# Kutipan Pilihan
##########
Nabi Muhammad saw merupakan sosok pendidik yang paling ideal. Keberhasilan Nabi Muhammad saw. sebagai pendidik mengisyaratkan adanya profesionalisme yang dilakukannya Nabi dalam mendidik umat, disamping figur nya yang memiliki karakter yang luar biasa.
Rasulullah saw. sebagai Guru
Sebuah ajaran, prinsip dan nasehat tidak akan bisa dibuktikan kebenaran dan kekuatannya selama ia belum pernah diaplikasikan. Aplikasi dan keteladanan yang nyata dari tokoh pembawa ajaran akan menjadi bukti paling kuat dan tak terbantahkan bahwa sebuah ajaran layak dianut karena ia telah membuktikan dirinya sebagai ajaran yang benar dan realistis.
Islam memiliki tokoh dan figur sentral dimana seluruh sisi kehidupannya dapat dijadikan contoh oleh para pengikutnya, sehingga ajarannya tidak bersifat utopia dan khayalan, melainkan terwujud dalam tataran realitas. Itu semua nampak dalam pribadi Nabi Muhammad Saw.
Maka fungsi utama diutusnya Rasulullah saw adalah untuk menjadi bukti hidup dan contoh nyata dari seluruh ajaran dan syariat Allah Swt. yang diturunkan melalui wahyu-Nya. Rasulullah Saw telah memperagakan semua ajaran yang diterimanya dari Allah Swt., hal ini menjadi bukti bahwa Syariat Islam bisa diaplikasikan dalam kehidupan sehingga tidak ada alasan bagi manusia untuk tidak mengikuti Islam dengan dalih ajarannya dinilai berat dan di luar batas kemampuan manusia.
Rasulullah saw. adalah tokoh yang memiliki banyak peran. Ia adalah seorang pemimpin umat, komandan perang, referensi bagi umat dan hakim dalam menyelesaikan berbagai masalah. Tapi dari sekian banyak peran beliau, peran paling utama dan esensial adalah peran sebagai seorang pendidik atau guru.
##########
# Materi Ditampilkan
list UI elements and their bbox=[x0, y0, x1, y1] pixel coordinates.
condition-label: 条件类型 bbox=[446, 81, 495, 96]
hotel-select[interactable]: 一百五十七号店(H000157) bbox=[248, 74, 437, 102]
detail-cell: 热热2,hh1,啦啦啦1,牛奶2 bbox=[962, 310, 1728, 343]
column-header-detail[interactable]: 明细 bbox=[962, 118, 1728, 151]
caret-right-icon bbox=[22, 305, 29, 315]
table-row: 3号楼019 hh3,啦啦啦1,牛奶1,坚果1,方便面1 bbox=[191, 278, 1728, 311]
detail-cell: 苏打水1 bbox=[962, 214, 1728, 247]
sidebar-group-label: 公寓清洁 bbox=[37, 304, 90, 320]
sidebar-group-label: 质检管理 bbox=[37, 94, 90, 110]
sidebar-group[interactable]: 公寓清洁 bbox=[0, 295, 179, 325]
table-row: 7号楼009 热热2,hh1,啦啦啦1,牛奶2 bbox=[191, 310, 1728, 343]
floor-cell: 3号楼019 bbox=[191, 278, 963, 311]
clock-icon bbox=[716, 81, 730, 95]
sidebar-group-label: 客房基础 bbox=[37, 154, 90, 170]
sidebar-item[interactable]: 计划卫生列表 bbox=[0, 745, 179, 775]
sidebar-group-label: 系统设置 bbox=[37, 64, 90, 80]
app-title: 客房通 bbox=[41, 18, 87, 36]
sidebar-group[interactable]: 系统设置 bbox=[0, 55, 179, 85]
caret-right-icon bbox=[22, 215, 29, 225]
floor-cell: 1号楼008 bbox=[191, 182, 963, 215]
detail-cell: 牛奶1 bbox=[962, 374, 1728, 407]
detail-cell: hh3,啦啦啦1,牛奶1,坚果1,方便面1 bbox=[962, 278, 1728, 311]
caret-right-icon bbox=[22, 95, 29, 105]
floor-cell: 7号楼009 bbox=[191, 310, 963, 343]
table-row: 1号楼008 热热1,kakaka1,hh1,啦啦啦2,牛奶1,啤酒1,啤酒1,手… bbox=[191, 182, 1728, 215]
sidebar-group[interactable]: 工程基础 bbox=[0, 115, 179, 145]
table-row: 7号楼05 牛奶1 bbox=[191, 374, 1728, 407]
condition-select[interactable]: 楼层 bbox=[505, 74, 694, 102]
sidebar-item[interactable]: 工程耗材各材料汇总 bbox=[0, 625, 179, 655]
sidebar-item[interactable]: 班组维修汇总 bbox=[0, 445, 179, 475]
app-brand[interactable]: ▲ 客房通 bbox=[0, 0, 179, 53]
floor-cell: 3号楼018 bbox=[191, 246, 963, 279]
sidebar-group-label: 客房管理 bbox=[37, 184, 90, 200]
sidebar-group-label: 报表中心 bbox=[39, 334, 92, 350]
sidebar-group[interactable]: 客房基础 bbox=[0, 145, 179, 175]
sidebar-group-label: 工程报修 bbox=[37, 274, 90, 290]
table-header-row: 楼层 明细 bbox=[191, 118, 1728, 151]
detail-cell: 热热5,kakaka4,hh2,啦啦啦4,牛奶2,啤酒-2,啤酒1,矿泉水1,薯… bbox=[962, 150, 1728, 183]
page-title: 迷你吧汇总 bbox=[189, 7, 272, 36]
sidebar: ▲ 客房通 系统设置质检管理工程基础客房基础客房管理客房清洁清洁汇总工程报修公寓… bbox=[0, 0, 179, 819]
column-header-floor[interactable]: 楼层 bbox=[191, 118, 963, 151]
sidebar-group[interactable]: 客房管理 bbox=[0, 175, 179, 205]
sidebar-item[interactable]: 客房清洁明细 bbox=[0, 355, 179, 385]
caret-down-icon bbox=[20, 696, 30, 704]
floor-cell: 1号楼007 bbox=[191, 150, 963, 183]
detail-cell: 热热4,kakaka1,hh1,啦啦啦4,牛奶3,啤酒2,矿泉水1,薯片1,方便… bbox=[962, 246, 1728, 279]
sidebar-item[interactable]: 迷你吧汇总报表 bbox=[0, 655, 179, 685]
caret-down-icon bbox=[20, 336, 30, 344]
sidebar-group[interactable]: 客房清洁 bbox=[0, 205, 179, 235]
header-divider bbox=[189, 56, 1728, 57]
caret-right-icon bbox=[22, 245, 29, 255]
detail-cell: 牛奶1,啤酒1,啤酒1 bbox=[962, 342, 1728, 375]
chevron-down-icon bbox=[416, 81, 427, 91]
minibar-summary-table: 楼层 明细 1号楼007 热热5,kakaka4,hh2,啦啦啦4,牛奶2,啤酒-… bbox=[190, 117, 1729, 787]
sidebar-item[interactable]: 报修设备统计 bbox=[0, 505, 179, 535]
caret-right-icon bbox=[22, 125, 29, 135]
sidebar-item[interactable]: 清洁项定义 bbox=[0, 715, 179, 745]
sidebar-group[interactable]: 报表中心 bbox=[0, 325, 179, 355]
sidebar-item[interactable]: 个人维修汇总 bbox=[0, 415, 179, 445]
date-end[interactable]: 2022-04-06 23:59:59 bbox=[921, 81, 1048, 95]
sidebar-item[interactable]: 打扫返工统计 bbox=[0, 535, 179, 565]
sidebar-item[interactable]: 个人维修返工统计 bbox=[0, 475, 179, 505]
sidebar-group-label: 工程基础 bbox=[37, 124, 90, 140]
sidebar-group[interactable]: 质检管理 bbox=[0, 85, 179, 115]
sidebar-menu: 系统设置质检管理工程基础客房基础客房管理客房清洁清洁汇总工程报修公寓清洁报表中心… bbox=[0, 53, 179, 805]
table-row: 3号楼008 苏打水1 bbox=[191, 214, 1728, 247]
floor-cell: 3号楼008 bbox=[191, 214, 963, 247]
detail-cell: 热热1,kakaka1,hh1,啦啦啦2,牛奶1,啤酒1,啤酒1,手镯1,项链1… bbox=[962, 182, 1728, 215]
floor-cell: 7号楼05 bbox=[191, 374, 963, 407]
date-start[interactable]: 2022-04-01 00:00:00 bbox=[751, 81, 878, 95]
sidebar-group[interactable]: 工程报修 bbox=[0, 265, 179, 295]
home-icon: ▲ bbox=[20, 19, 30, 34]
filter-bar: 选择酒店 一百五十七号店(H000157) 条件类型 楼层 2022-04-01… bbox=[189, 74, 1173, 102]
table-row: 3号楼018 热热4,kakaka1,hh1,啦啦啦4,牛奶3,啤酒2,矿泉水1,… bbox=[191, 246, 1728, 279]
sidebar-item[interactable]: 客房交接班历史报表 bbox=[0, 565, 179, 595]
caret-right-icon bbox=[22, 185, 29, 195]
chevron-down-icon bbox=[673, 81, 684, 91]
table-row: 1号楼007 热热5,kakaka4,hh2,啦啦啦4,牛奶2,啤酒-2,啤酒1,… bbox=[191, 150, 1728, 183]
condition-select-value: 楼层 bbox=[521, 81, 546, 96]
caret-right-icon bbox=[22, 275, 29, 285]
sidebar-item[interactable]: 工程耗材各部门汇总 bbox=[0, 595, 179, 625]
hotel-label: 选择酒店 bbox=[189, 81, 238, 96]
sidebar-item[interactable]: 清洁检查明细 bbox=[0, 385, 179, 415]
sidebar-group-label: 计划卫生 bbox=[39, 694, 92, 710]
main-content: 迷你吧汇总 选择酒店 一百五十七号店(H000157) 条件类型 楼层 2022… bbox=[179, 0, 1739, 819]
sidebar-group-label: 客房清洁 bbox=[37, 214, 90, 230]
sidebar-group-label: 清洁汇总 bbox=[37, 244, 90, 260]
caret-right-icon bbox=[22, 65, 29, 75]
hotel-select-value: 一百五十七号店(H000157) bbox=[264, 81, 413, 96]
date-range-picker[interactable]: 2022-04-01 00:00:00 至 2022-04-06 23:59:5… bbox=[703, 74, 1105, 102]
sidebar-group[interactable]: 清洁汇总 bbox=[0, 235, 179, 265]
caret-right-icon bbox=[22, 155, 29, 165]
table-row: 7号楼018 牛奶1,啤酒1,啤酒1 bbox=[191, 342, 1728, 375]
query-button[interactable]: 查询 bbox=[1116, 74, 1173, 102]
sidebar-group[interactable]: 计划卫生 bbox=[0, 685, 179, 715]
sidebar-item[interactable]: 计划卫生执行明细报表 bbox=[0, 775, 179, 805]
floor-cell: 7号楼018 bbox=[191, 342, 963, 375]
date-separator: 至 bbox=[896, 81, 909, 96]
##########
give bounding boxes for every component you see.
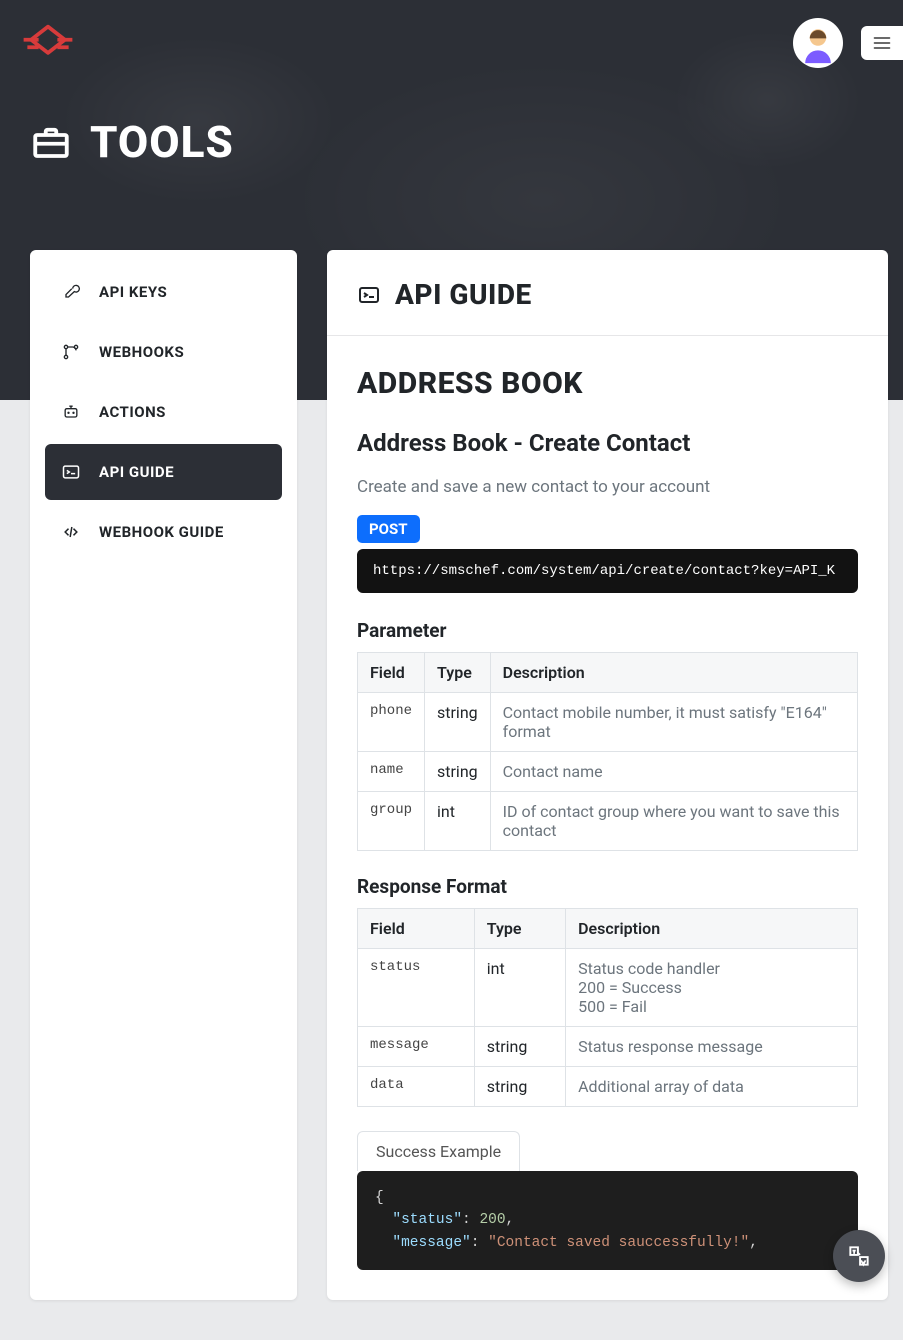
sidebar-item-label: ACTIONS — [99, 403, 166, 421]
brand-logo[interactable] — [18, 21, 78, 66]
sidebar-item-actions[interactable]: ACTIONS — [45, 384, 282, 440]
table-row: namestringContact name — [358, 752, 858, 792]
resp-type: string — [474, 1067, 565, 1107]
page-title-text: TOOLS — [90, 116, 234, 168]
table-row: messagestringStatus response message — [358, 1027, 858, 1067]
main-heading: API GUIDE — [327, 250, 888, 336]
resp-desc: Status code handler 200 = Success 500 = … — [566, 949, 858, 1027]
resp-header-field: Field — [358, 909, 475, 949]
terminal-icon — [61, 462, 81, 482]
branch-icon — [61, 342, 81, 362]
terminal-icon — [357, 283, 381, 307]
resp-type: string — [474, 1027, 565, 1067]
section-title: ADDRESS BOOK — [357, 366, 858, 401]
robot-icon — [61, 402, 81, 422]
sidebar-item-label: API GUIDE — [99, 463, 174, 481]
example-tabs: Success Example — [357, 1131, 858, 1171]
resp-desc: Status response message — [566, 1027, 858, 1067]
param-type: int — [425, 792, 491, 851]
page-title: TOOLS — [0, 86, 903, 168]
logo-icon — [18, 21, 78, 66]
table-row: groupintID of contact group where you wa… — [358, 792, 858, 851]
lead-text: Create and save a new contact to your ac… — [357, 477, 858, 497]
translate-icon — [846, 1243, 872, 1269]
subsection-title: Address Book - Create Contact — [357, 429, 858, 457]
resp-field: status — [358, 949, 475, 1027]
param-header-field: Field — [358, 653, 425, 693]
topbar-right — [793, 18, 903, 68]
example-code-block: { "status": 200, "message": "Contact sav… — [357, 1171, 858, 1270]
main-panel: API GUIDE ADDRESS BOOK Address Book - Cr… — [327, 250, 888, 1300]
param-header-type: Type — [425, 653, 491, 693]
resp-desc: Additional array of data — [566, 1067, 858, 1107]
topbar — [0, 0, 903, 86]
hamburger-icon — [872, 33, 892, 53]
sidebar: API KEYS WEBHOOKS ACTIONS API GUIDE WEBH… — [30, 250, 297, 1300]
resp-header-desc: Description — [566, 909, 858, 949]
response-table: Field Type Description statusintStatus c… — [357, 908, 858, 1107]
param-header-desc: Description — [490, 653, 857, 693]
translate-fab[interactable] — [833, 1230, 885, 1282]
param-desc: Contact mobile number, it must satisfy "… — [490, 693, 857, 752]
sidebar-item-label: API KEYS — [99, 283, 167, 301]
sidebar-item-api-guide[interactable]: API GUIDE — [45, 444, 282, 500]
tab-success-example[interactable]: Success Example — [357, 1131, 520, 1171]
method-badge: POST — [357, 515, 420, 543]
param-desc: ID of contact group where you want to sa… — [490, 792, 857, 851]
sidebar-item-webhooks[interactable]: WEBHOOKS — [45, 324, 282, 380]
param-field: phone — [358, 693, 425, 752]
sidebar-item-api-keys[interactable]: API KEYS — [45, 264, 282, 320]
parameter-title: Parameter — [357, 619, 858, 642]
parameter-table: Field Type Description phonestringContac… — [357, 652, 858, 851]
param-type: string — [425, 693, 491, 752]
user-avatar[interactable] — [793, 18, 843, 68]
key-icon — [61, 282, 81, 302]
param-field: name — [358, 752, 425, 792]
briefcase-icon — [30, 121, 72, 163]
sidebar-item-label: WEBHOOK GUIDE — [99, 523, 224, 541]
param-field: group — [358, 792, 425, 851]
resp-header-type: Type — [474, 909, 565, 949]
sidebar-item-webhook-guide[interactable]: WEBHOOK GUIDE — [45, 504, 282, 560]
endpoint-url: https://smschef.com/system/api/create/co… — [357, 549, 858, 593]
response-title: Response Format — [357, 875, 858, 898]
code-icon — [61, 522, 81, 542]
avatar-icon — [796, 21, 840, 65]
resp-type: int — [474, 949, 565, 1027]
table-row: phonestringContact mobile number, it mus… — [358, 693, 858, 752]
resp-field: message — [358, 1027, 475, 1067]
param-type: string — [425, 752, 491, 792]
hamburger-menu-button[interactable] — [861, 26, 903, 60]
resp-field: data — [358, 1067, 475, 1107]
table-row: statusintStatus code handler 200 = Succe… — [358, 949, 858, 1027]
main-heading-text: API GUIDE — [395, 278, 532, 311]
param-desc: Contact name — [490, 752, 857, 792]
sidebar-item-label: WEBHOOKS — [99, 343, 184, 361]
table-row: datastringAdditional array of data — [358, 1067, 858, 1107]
##########
# Bagian Latihan
1) Dalam kutipan tentang Rasulullah saw. sebagai guru, apa peran beliau yang paling utama dan esensial?
2) Tuliskan dari kutipan itu semua kata mulai dari "Islam memiliki tokoh" terus sampai "batas kemampuan manusia.", tanpa diubah sedikit pun.
Baris-baris di atas tidak ada hubungannya dengan kutipan.

# Jawaban Tiap Tugas
1) Peran sebagai seorang pendidik atau guru.

2)
Islam memiliki tokoh dan figur sentral dimana seluruh sisi kehidupannya dapat dijadikan contoh oleh para pengikutnya, sehingga ajarannya tidak bersifat utopia dan khayalan, melainkan terwujud dalam tataran realitas. Itu semua nampak dalam pribadi Nabi Muhammad Saw.
Maka fungsi utama diutusnya Rasulullah saw adalah untuk menjadi bukti hidup dan contoh nyata dari seluruh ajaran dan syariat Allah Swt. yang diturunkan melalui wahyu-Nya. Rasulullah Saw telah memperagakan semua ajaran yang diterimanya dari Allah Swt., hal ini menjadi bukti bahwa Syariat Islam bisa diaplikasikan dalam kehidupan sehingga tidak ada alasan bagi manusia untuk tidak mengikuti Islam dengan dalih ajarannya dinilai berat dan di luar batas kemampuan manusia.